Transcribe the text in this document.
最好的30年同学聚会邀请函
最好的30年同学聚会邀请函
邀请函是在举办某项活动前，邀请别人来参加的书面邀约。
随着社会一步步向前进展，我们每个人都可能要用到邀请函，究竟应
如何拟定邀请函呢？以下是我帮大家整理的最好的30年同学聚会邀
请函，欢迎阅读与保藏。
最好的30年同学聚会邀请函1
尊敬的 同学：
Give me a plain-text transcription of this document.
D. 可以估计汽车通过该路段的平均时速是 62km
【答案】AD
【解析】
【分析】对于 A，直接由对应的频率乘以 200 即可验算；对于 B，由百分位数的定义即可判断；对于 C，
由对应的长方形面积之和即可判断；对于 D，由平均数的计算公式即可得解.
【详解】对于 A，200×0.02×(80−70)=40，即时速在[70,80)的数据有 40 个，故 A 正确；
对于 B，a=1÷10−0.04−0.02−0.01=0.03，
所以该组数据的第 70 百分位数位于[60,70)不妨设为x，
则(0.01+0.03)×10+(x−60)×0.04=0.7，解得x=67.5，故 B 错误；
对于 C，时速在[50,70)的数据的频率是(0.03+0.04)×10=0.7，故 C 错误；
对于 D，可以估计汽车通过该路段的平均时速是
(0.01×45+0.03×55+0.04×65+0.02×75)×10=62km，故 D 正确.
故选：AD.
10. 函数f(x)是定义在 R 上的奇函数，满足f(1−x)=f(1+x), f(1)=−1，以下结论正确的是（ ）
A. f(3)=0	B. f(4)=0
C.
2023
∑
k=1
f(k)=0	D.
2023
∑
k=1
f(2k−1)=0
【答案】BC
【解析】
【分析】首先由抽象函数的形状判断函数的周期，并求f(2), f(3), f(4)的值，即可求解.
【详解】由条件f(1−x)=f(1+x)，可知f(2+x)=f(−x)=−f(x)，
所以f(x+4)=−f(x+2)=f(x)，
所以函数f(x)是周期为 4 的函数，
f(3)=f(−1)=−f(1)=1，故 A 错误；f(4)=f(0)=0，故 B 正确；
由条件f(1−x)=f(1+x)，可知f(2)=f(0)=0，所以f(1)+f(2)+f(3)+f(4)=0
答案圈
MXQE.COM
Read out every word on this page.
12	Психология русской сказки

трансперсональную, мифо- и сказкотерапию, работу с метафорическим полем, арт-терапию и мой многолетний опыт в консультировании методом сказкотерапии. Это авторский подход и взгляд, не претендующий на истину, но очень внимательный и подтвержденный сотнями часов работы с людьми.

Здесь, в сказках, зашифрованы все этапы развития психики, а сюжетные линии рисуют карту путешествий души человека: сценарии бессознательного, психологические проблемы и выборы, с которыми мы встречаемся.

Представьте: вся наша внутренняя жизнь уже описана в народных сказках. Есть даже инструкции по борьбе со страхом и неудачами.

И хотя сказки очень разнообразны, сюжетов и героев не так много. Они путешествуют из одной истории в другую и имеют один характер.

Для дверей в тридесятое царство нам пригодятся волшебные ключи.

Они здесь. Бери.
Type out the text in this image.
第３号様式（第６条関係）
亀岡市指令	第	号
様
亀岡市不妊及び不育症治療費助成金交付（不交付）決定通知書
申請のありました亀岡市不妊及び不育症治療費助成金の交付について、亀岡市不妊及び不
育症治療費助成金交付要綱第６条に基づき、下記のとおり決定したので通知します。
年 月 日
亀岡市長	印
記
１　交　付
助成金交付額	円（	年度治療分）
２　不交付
========
What to produce: Pick out the lines containing the string "сказки".

The reply:
12	Психология русской сказки
И хотя сказки очень разнообразны, сюжетов и героев не так много. Они путешествуют из одной истории в другую и имеют один характер.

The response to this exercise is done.